Document extract >>

════════

This question popped to mind when Little, Brown, a subsidiary of Hachette, put City of Veils by Zoe Ferraris on sale for $2.99. This is the second mystery book by Ferraris featuring the same Saudi Arabian investigative team. (Although this is not a review of the book, it is worth mentioning that it is a 5-star book that offers both a fascinating insight into Saudi culture and a great mystery.) City of Veils is neither the first nor the last ebook by one of the Agency 6 to be put on sale for $2.99 or less; such a sale seems to be a regular happening. (The first book in the series, Finding Nouf, is listed as discounted to $11.16 from the list price of $13.95, with neither price being a price I would pay for a fiction ebook.)

Which makes me wonder about the ‘value of ebooks’ and whether we are seeing the erosion of price to where, eventually, Agency 6 fiction ebooks will be regularly priced at $7.99 or less and frequently on sale for $2.99 or less.

════════

(Dataset excerpt)

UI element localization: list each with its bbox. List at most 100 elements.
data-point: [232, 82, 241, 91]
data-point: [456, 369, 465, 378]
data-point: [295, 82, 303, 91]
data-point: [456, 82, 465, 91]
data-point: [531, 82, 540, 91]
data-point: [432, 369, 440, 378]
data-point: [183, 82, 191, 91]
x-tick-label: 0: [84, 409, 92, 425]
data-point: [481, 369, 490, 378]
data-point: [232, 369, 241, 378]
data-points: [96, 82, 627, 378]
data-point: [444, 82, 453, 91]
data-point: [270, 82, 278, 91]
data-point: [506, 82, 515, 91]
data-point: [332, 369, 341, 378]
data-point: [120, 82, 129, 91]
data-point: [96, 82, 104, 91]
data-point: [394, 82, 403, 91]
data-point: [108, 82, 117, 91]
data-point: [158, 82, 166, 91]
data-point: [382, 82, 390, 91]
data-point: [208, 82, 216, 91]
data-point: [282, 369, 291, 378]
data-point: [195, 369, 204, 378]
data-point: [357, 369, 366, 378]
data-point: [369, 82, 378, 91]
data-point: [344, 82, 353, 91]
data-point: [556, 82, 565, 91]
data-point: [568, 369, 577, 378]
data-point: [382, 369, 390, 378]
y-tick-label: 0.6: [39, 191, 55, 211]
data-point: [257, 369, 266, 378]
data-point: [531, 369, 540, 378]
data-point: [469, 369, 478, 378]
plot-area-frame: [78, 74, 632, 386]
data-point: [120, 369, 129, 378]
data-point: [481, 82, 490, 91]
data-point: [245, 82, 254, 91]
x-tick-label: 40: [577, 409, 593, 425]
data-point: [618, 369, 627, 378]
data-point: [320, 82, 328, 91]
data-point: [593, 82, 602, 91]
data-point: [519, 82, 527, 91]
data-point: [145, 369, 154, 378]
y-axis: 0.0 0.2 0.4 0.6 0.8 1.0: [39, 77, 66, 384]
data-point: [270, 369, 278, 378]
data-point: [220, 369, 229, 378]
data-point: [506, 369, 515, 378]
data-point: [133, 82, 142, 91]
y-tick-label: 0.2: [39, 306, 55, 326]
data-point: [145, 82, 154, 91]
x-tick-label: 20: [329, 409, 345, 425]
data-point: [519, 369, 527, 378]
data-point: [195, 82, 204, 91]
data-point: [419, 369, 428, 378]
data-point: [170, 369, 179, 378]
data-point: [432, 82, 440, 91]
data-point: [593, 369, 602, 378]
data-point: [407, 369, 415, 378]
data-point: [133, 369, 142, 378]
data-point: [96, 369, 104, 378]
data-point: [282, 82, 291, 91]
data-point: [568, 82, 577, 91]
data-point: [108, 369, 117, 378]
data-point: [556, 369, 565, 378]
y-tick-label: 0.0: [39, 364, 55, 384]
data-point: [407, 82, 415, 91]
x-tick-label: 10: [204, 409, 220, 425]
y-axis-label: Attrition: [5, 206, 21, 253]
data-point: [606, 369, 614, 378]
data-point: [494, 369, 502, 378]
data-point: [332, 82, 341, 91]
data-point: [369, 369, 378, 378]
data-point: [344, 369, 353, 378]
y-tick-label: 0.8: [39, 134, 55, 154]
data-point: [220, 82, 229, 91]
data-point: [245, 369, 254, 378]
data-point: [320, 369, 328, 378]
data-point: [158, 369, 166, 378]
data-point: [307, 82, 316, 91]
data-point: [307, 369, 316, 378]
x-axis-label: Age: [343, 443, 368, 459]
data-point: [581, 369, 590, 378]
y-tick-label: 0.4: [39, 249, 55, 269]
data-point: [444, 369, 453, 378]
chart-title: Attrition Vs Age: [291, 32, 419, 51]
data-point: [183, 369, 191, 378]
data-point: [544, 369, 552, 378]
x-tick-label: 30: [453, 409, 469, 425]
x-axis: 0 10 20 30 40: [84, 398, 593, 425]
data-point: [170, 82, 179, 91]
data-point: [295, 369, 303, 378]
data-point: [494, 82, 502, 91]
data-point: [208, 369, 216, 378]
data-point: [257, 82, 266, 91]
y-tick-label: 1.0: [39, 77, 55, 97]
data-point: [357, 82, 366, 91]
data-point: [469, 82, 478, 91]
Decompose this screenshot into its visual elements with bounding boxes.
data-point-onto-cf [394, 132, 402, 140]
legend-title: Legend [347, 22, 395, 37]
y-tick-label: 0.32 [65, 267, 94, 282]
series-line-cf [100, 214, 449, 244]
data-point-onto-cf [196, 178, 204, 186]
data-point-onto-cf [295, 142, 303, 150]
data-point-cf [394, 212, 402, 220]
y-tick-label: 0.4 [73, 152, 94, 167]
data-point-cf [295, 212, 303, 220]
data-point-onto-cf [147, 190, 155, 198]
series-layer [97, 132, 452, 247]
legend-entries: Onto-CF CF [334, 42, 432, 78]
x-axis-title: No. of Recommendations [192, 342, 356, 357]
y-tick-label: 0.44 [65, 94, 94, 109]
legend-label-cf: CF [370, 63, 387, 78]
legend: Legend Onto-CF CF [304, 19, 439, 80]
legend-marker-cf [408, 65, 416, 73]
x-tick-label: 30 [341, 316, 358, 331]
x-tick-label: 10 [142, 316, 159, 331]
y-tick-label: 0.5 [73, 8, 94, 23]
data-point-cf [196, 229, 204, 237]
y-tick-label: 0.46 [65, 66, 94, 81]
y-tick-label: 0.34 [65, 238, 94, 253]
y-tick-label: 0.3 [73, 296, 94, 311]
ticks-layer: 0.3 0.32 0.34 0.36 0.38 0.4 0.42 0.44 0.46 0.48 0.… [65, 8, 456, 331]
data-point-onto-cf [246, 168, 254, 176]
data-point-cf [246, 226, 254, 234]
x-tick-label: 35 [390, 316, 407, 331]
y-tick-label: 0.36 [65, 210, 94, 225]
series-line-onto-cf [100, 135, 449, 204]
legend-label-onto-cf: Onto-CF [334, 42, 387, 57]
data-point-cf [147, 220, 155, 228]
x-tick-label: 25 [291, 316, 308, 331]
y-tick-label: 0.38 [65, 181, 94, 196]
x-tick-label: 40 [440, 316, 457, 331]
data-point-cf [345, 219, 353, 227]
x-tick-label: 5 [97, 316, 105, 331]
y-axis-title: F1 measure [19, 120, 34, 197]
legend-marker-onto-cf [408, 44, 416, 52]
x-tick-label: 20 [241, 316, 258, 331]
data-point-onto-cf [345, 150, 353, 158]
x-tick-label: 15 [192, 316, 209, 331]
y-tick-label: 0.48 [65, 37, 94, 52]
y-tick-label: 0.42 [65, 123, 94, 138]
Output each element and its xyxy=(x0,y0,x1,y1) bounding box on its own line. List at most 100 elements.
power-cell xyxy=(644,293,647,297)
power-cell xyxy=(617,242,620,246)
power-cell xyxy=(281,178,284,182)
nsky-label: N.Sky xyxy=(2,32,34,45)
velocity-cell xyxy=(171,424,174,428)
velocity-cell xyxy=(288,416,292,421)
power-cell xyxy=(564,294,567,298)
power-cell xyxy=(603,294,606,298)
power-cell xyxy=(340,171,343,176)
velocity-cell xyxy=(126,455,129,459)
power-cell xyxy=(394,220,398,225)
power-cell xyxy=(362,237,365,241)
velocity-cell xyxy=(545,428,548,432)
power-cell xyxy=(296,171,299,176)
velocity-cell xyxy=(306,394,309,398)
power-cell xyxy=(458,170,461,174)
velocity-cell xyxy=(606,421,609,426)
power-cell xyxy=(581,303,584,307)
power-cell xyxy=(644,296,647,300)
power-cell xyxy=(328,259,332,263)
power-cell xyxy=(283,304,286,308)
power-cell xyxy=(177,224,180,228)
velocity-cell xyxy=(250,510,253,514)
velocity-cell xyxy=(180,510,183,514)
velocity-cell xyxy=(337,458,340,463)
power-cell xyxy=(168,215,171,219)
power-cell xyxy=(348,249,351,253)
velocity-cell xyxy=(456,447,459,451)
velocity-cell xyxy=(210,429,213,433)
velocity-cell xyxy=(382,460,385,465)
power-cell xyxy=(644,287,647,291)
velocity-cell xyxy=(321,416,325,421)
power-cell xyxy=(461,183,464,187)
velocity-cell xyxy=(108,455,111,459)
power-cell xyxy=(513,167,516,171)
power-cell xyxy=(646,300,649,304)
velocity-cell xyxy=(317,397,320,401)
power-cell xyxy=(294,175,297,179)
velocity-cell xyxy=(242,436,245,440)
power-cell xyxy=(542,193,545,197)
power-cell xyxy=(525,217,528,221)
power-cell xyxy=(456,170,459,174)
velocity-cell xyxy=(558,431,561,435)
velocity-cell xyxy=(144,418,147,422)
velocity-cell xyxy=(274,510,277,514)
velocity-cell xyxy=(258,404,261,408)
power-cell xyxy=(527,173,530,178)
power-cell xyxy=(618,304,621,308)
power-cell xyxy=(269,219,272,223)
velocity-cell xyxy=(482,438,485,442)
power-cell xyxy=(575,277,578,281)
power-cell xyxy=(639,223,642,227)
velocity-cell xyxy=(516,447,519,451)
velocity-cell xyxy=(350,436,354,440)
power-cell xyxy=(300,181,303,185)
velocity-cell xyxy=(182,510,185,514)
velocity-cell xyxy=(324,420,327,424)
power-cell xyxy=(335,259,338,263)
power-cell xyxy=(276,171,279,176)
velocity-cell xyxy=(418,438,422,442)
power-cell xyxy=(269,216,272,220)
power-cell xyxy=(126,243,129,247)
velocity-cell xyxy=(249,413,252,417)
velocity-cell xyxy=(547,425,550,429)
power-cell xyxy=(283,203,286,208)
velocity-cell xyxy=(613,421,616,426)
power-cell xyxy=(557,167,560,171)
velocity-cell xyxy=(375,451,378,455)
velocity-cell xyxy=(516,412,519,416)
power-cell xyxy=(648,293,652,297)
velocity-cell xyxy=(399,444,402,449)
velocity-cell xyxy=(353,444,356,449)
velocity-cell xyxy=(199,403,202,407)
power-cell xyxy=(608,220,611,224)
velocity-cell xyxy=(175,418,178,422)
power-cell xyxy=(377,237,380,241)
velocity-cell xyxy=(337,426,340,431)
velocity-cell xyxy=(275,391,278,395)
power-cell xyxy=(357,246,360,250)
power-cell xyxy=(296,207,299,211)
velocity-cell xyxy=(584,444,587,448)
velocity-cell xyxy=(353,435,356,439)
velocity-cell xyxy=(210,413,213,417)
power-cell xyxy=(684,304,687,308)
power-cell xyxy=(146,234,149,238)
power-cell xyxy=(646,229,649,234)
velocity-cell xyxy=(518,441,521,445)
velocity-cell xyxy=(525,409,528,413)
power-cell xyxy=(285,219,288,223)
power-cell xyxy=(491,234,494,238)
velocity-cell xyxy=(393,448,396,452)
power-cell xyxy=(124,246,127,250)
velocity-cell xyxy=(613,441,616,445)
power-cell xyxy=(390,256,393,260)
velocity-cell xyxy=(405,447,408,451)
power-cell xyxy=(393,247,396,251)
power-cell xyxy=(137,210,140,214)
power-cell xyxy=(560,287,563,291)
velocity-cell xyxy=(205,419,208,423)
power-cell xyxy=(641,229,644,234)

════════

Work to complete >>
1: In the ebook pricing text, rewrite the part that opens with the words containing "Which makes me" and closes with "for $2.99 or less.", changing "erosion" to "decline".
2: In the ebook pricing text, what is the list price given for Finding Nouf?

Solutions per task >>
1:
Which makes me wonder about the ‘value of ebooks’ and whether we are seeing the decline of price to where, eventually, Agency 6 fiction ebooks will be regularly priced at $7.99 or less and frequently on sale for $2.99 or less.

2: $13.95